Write out each line exactly as it stands, please.

* begin Entries shown *

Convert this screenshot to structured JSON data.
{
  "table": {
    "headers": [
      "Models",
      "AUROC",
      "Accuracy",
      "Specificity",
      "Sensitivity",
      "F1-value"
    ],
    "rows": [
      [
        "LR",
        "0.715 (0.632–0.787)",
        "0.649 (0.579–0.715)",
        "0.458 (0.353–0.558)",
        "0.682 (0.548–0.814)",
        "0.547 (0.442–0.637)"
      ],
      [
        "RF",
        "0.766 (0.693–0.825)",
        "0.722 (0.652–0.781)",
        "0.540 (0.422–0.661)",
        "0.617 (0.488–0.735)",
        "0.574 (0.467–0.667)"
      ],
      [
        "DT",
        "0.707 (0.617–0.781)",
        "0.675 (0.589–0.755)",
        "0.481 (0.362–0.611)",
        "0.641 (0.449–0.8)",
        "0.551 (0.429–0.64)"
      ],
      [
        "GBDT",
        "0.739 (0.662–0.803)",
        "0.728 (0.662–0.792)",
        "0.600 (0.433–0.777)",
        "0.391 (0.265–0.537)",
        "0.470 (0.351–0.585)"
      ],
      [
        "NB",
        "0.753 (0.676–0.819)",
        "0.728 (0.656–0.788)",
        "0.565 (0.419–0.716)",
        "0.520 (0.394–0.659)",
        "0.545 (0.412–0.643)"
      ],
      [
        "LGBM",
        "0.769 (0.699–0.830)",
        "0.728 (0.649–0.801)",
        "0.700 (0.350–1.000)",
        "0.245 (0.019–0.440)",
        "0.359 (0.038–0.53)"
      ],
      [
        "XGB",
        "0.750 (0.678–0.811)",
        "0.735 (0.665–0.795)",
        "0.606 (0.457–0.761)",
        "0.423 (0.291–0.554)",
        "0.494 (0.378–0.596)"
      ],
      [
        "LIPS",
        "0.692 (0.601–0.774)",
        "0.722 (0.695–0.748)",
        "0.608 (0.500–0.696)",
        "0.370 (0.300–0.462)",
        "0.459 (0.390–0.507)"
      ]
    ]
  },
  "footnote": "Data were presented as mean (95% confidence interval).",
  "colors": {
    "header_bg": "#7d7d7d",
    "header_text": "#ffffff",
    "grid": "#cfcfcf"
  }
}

* end Entries shown *

Task response:
Convert this screenshot to structured JSON data.
{
  "table": {
    "headers": [
      "Models",
      "AUROC",
      "Accuracy",
      "Specificity",
      "Sensitivity",
      "F1-value"
    ],
    "rows": [
      [
        "LR",
        "0.715 (0.632–0.787)",
        "0.649 (0.579–0.715)",
        "0.458 (0.353–0.558)",
        "0.682 (0.548–0.814)",
        "0.547 (0.442–0.637)"
      ],
      [
        "RF",
        "0.766 (0.693–0.825)",
        "0.722 (0.652–0.781)",
        "0.540 (0.422–0.661)",
        "0.617 (0.488–0.735)",
        "0.574 (0.467–0.667)"
      ],
      [
        "DT",
        "0.707 (0.617–0.781)",
        "0.675 (0.589–0.755)",
        "0.481 (0.362–0.611)",
        "0.641 (0.449–0.8)",
        "0.551 (0.429–0.64)"
      ],
      [
        "GBDT",
        "0.739 (0.662–0.803)",
        "0.728 (0.662–0.792)",
        "0.600 (0.433–0.777)",
        "0.391 (0.265–0.537)",
        "0.470 (0.351–0.585)"
      ],
      [
        "NB",
        "0.753 (0.676–0.819)",
        "0.728 (0.656–0.788)",
        "0.565 (0.419–0.716)",
        "0.520 (0.394–0.659)",
        "0.545 (0.412–0.643)"
      ],
      [
        "LGBM",
        "0.769 (0.699–0.830)",
        "0.728 (0.649–0.801)",
        "0.700 (0.350–1.000)",
        "0.245 (0.019–0.440)",
        "0.359 (0.038–0.53)"
      ],
      [
        "XGB",
        "0.750 (0.678–0.811)",
        "0.735 (0.665–0.795)",
        "0.606 (0.457–0.761)",
        "0.423 (0.291–0.554)",
        "0.494 (0.378–0.596)"
      ],
      [
        "LIPS",
        "0.692 (0.601–0.774)",
        "0.722 (0.695–0.748)",
        "0.608 (0.500–0.696)",
        "0.370 (0.300–0.462)",
        "0.459 (0.390–0.507)"
      ]
    ]
  },
  "footnote": "Data were presented as mean (95% confidence interval).",
  "colors": {
    "header_bg": "#7d7d7d",
    "header_text": "#ffffff",
    "grid": "#cfcfcf"
  }
}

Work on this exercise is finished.